YOUR GOAL = Retype all material exactly. Pictures stay out of the copy.
-*-*-
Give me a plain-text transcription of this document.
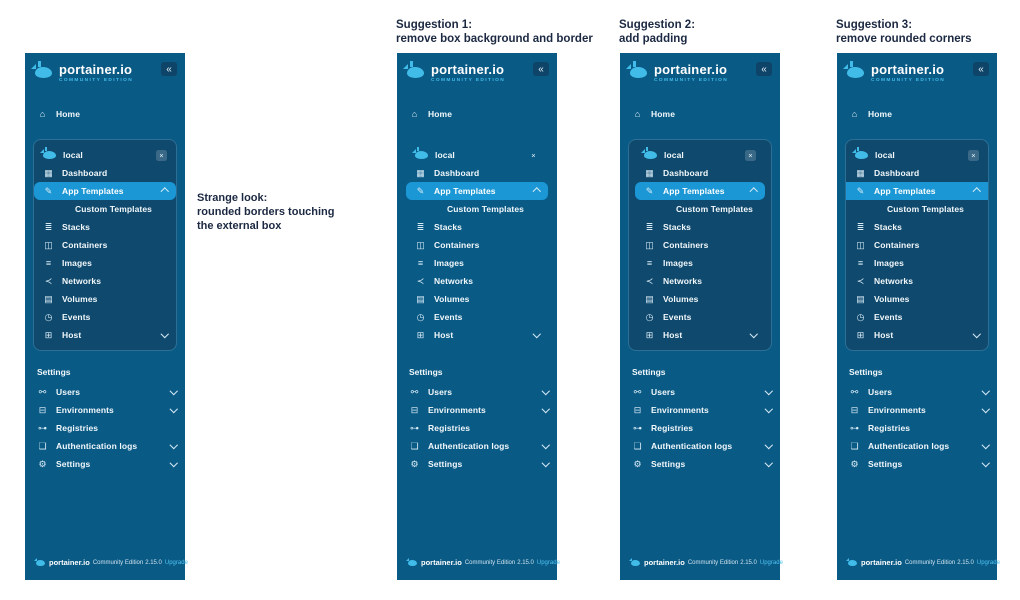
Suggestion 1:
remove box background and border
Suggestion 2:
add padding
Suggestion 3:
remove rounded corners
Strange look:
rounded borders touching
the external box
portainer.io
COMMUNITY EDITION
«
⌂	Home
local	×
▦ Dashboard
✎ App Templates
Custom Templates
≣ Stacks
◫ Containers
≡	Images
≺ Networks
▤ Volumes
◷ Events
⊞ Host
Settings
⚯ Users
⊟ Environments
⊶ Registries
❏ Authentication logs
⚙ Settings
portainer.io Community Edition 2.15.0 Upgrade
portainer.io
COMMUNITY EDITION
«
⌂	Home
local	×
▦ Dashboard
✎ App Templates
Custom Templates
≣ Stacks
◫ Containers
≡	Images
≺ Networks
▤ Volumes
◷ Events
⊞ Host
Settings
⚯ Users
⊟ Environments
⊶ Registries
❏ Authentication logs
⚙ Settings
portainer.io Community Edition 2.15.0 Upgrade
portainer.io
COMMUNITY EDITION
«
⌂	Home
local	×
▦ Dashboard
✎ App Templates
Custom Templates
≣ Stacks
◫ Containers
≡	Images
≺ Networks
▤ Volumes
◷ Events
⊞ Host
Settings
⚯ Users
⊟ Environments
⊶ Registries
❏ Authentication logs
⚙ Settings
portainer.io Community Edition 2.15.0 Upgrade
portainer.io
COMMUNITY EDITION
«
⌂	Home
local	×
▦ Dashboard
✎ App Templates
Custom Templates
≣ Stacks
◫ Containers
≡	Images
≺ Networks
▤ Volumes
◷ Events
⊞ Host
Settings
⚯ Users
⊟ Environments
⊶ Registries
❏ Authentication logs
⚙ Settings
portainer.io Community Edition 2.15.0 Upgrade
-*-*-
ANSWER TO THE EXERCISE =
Give me a plain-text transcription of this document.
Suggestion 1:
remove box background and border
Suggestion 2:
add padding
Suggestion 3:
remove rounded corners
Strange look:
rounded borders touching
the external box
portainer.io
COMMUNITY EDITION
«
⌂	Home
local	×
▦ Dashboard
✎ App Templates
Custom Templates
≣ Stacks
◫ Containers
≡	Images
≺ Networks
▤ Volumes
◷ Events
⊞ Host
Settings
⚯ Users
⊟ Environments
⊶ Registries
❏ Authentication logs
⚙ Settings
portainer.io Community Edition 2.15.0 Upgrade
portainer.io
COMMUNITY EDITION
«
⌂	Home
local	×
▦ Dashboard
✎ App Templates
Custom Templates
≣ Stacks
◫ Containers
≡	Images
≺ Networks
▤ Volumes
◷ Events
⊞ Host
Settings
⚯ Users
⊟ Environments
⊶ Registries
❏ Authentication logs
⚙ Settings
portainer.io Community Edition 2.15.0 Upgrade
portainer.io
COMMUNITY EDITION
«
⌂	Home
local	×
▦ Dashboard
✎ App Templates
Custom Templates
≣ Stacks
◫ Containers
≡	Images
≺ Networks
▤ Volumes
◷ Events
⊞ Host
Settings
⚯ Users
⊟ Environments
⊶ Registries
❏ Authentication logs
⚙ Settings
portainer.io Community Edition 2.15.0 Upgrade
portainer.io
COMMUNITY EDITION
«
⌂	Home
local	×
▦ Dashboard
✎ App Templates
Custom Templates
≣ Stacks
◫ Containers
≡	Images
≺ Networks
▤ Volumes
◷ Events
⊞ Host
Settings
⚯ Users
⊟ Environments
⊶ Registries
❏ Authentication logs
⚙ Settings
portainer.io Community Edition 2.15.0 Upgrade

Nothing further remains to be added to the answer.